■ TASK
Reproduce exactly the lines in the records below, beginning with the line that contains "1153, 56, 1171]" and continuing through the line that contains "20, 396, 362]", with both of those lines included.

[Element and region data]
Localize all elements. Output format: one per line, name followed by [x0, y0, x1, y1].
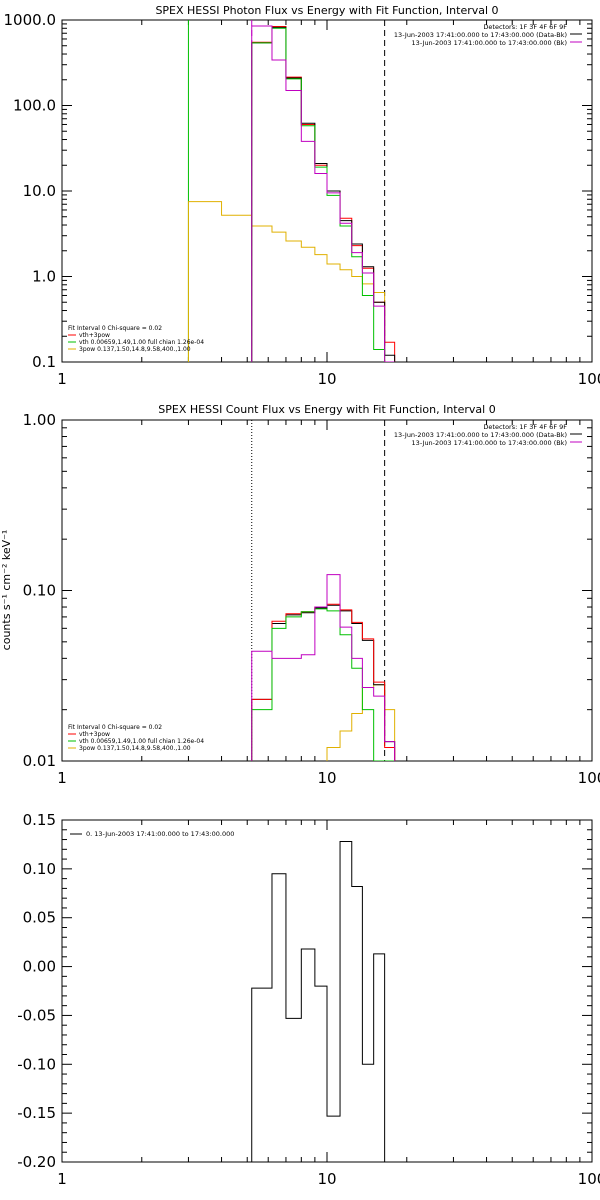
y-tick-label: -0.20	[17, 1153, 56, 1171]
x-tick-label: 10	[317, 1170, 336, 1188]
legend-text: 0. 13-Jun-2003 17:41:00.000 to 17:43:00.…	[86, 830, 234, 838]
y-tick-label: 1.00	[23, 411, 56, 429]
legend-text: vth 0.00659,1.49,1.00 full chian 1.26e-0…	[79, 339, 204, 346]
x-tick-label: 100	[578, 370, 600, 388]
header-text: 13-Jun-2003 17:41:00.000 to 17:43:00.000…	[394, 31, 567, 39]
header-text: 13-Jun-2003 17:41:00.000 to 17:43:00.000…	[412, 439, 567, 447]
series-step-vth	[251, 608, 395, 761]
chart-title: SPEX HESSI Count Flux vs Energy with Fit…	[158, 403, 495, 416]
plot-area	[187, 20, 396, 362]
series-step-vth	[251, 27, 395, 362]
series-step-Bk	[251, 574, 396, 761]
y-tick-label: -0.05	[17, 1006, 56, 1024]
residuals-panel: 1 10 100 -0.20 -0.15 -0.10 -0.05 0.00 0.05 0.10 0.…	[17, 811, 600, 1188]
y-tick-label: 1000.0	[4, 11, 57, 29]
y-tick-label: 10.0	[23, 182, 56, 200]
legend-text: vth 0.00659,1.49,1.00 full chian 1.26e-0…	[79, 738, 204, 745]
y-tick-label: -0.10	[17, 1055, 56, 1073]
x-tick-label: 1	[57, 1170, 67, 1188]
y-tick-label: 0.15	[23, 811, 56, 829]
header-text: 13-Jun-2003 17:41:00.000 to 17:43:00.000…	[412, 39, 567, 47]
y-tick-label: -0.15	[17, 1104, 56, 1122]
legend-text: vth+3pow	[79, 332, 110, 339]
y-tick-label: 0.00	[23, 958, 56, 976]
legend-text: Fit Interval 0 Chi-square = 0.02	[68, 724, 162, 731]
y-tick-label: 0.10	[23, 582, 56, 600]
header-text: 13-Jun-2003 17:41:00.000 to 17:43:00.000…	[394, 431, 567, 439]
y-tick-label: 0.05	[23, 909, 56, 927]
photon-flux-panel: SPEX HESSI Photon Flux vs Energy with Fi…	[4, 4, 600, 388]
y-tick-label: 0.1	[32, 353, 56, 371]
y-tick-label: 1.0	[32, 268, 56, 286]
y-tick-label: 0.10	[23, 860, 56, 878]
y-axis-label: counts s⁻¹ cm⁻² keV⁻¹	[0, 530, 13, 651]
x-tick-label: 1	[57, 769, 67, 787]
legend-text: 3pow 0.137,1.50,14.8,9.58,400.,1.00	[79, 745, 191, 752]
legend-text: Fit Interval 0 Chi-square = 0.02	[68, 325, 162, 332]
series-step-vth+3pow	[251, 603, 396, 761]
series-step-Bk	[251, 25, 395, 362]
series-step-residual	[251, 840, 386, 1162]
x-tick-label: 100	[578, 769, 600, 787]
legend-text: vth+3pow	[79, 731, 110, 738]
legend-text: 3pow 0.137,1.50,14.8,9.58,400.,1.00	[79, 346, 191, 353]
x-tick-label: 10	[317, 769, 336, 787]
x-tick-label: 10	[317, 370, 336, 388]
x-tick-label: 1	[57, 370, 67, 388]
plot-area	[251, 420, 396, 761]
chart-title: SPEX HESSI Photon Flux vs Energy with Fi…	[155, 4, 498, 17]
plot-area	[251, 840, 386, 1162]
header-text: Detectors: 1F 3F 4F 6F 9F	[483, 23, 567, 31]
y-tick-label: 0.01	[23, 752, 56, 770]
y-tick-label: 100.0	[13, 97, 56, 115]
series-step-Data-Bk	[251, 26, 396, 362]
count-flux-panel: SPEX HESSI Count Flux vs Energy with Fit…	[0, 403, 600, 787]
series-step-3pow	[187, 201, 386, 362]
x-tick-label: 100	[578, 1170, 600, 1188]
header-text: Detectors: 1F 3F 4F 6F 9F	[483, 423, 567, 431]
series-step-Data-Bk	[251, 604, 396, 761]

==

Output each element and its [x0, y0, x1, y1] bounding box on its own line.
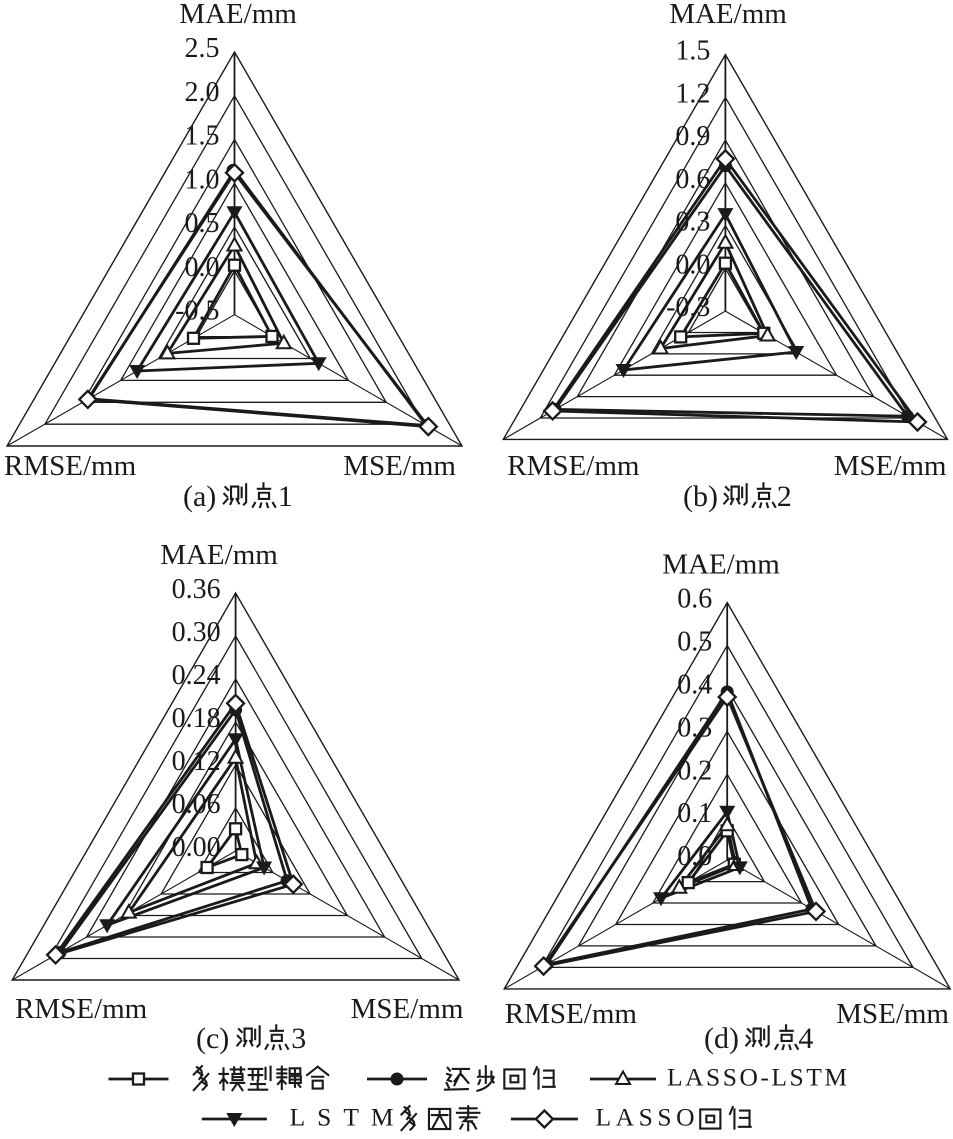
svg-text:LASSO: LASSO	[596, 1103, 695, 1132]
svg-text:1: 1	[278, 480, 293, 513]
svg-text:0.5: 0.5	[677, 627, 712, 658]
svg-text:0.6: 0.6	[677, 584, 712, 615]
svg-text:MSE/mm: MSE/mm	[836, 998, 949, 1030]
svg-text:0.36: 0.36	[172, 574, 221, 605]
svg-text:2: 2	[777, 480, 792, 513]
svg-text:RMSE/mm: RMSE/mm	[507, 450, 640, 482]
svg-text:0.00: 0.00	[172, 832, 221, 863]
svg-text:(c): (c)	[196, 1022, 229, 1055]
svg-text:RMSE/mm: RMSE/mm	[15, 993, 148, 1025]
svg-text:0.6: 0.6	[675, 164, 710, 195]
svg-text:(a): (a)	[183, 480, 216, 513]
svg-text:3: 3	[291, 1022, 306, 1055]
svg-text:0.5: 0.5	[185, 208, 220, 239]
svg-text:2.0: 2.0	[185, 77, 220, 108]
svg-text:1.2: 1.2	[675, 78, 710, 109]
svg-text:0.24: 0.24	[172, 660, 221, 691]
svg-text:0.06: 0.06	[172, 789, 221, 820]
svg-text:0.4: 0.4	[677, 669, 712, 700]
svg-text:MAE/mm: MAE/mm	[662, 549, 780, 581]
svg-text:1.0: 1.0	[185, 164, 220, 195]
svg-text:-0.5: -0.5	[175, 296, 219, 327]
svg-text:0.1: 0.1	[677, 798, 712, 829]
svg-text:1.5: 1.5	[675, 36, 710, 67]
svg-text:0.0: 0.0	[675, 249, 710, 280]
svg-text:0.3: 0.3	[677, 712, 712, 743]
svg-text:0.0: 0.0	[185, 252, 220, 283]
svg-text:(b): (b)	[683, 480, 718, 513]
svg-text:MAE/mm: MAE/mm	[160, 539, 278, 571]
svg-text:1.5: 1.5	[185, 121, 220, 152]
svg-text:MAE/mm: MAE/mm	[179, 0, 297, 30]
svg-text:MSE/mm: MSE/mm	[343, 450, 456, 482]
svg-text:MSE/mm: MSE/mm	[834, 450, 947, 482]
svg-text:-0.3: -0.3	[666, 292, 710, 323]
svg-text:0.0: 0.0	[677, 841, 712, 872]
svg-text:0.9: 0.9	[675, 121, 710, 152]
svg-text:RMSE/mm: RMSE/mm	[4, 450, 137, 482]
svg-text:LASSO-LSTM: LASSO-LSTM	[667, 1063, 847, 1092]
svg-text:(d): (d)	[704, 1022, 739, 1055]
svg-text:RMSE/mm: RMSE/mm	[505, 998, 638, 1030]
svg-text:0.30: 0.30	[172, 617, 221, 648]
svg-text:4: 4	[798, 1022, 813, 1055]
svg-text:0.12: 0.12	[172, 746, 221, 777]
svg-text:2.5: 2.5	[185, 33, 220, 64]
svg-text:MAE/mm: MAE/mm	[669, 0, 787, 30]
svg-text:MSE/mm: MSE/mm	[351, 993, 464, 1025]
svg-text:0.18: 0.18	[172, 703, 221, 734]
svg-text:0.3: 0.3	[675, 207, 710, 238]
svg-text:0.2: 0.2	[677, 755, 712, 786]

■ ANSWER
y-tick-label: -0.20	[17, 1153, 56, 1171]
x-tick-label: 10	[317, 1170, 336, 1188]
legend-text: 0. 13-Jun-2003 17:41:00.000 to 17:43:00.…	[86, 830, 234, 838]
y-tick-label: 1.00	[23, 411, 56, 429]
legend-text: vth 0.00659,1.49,1.00 full chian 1.26e-0…	[79, 339, 204, 346]
x-tick-label: 100	[578, 370, 600, 388]
header-text: 13-Jun-2003 17:41:00.000 to 17:43:00.000…	[394, 31, 567, 39]
header-text: 13-Jun-2003 17:41:00.000 to 17:43:00.000…	[412, 439, 567, 447]
series-step-vth	[251, 608, 395, 761]
chart-title: SPEX HESSI Count Flux vs Energy with Fit…	[158, 403, 495, 416]
plot-area	[187, 20, 396, 362]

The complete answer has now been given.